**WHAT YOU WILL DO**
Render every entry verbatim.

[Begin DATA FOR THE TASK]

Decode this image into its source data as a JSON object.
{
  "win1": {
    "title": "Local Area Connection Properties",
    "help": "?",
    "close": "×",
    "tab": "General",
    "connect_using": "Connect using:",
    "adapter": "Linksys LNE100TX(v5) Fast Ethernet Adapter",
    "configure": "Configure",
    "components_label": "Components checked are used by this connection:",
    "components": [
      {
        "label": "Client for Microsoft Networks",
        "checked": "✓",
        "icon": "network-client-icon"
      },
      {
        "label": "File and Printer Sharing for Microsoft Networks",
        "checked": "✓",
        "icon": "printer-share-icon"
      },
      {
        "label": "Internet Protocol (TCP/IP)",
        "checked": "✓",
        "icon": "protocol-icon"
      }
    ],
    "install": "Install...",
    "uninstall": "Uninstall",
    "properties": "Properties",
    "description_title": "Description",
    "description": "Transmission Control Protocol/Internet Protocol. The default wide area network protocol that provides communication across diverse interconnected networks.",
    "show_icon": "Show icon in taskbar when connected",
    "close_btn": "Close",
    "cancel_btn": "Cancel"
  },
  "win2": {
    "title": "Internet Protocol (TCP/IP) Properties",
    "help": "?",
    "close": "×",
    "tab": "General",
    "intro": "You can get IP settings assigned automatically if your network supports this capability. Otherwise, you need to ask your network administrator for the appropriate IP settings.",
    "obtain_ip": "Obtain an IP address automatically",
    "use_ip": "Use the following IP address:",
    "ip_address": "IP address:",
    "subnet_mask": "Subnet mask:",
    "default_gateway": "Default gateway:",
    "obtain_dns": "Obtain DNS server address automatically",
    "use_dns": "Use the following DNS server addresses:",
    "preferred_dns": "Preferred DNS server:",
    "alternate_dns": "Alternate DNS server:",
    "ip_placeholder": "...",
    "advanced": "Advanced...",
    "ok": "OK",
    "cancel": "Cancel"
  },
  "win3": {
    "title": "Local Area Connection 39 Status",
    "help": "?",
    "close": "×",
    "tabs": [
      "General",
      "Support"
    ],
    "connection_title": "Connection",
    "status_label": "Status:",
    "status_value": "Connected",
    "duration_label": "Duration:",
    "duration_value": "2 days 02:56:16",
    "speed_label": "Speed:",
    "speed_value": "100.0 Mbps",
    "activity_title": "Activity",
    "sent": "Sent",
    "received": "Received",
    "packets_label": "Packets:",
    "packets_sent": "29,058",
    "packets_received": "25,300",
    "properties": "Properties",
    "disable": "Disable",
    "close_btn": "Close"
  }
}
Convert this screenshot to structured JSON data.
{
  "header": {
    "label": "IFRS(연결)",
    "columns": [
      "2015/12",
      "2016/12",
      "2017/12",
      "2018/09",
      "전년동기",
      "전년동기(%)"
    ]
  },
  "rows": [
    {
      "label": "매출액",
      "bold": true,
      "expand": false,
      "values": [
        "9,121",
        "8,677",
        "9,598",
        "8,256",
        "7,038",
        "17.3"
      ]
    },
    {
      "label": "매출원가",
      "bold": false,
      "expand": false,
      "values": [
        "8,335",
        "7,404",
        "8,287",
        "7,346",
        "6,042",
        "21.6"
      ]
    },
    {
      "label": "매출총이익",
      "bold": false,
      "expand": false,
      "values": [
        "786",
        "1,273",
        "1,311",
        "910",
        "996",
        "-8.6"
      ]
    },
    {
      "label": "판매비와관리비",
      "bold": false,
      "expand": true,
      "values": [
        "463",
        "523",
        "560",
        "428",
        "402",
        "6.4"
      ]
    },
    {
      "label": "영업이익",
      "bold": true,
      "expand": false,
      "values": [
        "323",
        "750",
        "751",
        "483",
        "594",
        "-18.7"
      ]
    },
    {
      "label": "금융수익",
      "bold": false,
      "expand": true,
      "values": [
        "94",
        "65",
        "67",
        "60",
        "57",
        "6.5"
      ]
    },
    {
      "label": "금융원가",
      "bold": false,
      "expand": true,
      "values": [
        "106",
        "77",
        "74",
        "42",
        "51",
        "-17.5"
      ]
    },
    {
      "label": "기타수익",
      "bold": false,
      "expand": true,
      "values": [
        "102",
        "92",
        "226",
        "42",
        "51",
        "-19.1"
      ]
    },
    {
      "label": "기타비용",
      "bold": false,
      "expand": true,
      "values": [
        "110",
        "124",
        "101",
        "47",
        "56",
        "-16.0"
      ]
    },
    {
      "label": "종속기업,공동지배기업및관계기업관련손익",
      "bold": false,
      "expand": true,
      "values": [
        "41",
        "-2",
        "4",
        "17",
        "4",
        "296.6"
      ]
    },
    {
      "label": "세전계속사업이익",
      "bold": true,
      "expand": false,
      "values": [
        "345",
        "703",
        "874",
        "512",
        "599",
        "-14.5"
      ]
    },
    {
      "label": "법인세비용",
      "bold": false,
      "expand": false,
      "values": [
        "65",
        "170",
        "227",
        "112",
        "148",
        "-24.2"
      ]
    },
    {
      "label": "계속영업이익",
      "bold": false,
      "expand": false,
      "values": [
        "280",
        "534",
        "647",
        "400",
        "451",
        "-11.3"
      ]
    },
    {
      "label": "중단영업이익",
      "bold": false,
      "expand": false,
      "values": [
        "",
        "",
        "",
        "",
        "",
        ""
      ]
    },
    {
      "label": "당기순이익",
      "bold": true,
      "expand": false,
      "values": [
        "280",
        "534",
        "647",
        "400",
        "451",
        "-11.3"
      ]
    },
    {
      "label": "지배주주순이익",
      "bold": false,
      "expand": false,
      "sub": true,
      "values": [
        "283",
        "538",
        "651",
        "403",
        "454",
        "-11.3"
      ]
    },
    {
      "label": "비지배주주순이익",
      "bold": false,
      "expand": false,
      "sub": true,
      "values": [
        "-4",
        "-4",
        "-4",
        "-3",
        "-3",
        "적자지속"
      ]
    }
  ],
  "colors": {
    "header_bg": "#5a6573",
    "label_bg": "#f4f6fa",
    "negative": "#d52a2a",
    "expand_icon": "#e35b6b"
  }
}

[End DATA FOR THE TASK]

**THE RESPONSE**
Decode this image into its source data as a JSON object.
{
  "win1": {
    "title": "Local Area Connection Properties",
    "help": "?",
    "close": "×",
    "tab": "General",
    "connect_using": "Connect using:",
    "adapter": "Linksys LNE100TX(v5) Fast Ethernet Adapter",
    "configure": "Configure",
    "components_label": "Components checked are used by this connection:",
    "components": [
      {
        "label": "Client for Microsoft Networks",
        "checked": "✓",
        "icon": "network-client-icon"
      },
      {
        "label": "File and Printer Sharing for Microsoft Networks",
        "checked": "✓",
        "icon": "printer-share-icon"
      },
      {
        "label": "Internet Protocol (TCP/IP)",
        "checked": "✓",
        "icon": "protocol-icon"
      }
    ],
    "install": "Install...",
    "uninstall": "Uninstall",
    "properties": "Properties",
    "description_title": "Description",
    "description": "Transmission Control Protocol/Internet Protocol. The default wide area network protocol that provides communication across diverse interconnected networks.",
    "show_icon": "Show icon in taskbar when connected",
    "close_btn": "Close",
    "cancel_btn": "Cancel"
  },
  "win2": {
    "title": "Internet Protocol (TCP/IP) Properties",
    "help": "?",
    "close": "×",
    "tab": "General",
    "intro": "You can get IP settings assigned automatically if your network supports this capability. Otherwise, you need to ask your network administrator for the appropriate IP settings.",
    "obtain_ip": "Obtain an IP address automatically",
    "use_ip": "Use the following IP address:",
    "ip_address": "IP address:",
    "subnet_mask": "Subnet mask:",
    "default_gateway": "Default gateway:",
    "obtain_dns": "Obtain DNS server address automatically",
    "use_dns": "Use the following DNS server addresses:",
    "preferred_dns": "Preferred DNS server:",
    "alternate_dns": "Alternate DNS server:",
    "ip_placeholder": "...",
    "advanced": "Advanced...",
    "ok": "OK",
    "cancel": "Cancel"
  },
  "win3": {
    "title": "Local Area Connection 39 Status",
    "help": "?",
    "close": "×",
    "tabs": [
      "General",
      "Support"
    ],
    "connection_title": "Connection",
    "status_label": "Status:",
    "status_value": "Connected",
    "duration_label": "Duration:",
    "duration_value": "2 days 02:56:16",
    "speed_label": "Speed:",
    "speed_value": "100.0 Mbps",
    "activity_title": "Activity",
    "sent": "Sent",
    "received": "Received",
    "packets_label": "Packets:",
    "packets_sent": "29,058",
    "packets_received": "25,300",
    "properties": "Properties",
    "disable": "Disable",
    "close_btn": "Close"
  }
}
Convert this screenshot to structured JSON data.
{
  "header": {
    "label": "IFRS(연결)",
    "columns": [
      "2015/12",
      "2016/12",
      "2017/12",
      "2018/09",
      "전년동기",
      "전년동기(%)"
    ]
  },
  "rows": [
    {
      "label": "매출액",
      "bold": true,
      "expand": false,
      "values": [
        "9,121",
        "8,677",
        "9,598",
        "8,256",
        "7,038",
        "17.3"
      ]
    },
    {
      "label": "매출원가",
      "bold": false,
      "expand": false,
      "values": [
        "8,335",
        "7,404",
        "8,287",
        "7,346",
        "6,042",
        "21.6"
      ]
    },
    {
      "label": "매출총이익",
      "bold": false,
      "expand": false,
      "values": [
        "786",
        "1,273",
        "1,311",
        "910",
        "996",
        "-8.6"
      ]
    },
    {
      "label": "판매비와관리비",
      "bold": false,
      "expand": true,
      "values": [
        "463",
        "523",
        "560",
        "428",
        "402",
        "6.4"
      ]
    },
    {
      "label": "영업이익",
      "bold": true,
      "expand": false,
      "values": [
        "323",
        "750",
        "751",
        "483",
        "594",
        "-18.7"
      ]
    },
    {
      "label": "금융수익",
      "bold": false,
      "expand": true,
      "values": [
        "94",
        "65",
        "67",
        "60",
        "57",
        "6.5"
      ]
    },
    {
      "label": "금융원가",
      "bold": false,
      "expand": true,
      "values": [
        "106",
        "77",
        "74",
        "42",
        "51",
        "-17.5"
      ]
    },
    {
      "label": "기타수익",
      "bold": false,
      "expand": true,
      "values": [
        "102",
        "92",
        "226",
        "42",
        "51",
        "-19.1"
      ]
    },
    {
      "label": "기타비용",
      "bold": false,
      "expand": true,
      "values": [
        "110",
        "124",
        "101",
        "47",
        "56",
        "-16.0"
      ]
    },
    {
      "label": "종속기업,공동지배기업및관계기업관련손익",
      "bold": false,
      "expand": true,
      "values": [
        "41",
        "-2",
        "4",
        "17",
        "4",
        "296.6"
      ]
    },
    {
      "label": "세전계속사업이익",
      "bold": true,
      "expand": false,
      "values": [
        "345",
        "703",
        "874",
        "512",
        "599",
        "-14.5"
      ]
    },
    {
      "label": "법인세비용",
      "bold": false,
      "expand": false,
      "values": [
        "65",
        "170",
        "227",
        "112",
        "148",
        "-24.2"
      ]
    },
    {
      "label": "계속영업이익",
      "bold": false,
      "expand": false,
      "values": [
        "280",
        "534",
        "647",
        "400",
        "451",
        "-11.3"
      ]
    },
    {
      "label": "중단영업이익",
      "bold": false,
      "expand": false,
      "values": [
        "",
        "",
        "",
        "",
        "",
        ""
      ]
    },
    {
      "label": "당기순이익",
      "bold": true,
      "expand": false,
      "values": [
        "280",
        "534",
        "647",
        "400",
        "451",
        "-11.3"
      ]
    },
    {
      "label": "지배주주순이익",
      "bold": false,
      "expand": false,
      "sub": true,
      "values": [
        "283",
        "538",
        "651",
        "403",
        "454",
        "-11.3"
      ]
    },
    {
      "label": "비지배주주순이익",
      "bold": false,
      "expand": false,
      "sub": true,
      "values": [
        "-4",
        "-4",
        "-4",
        "-3",
        "-3",
        "적자지속"
      ]
    }
  ],
  "colors": {
    "header_bg": "#5a6573",
    "label_bg": "#f4f6fa",
    "negative": "#d52a2a",
    "expand_icon": "#e35b6b"
  }
}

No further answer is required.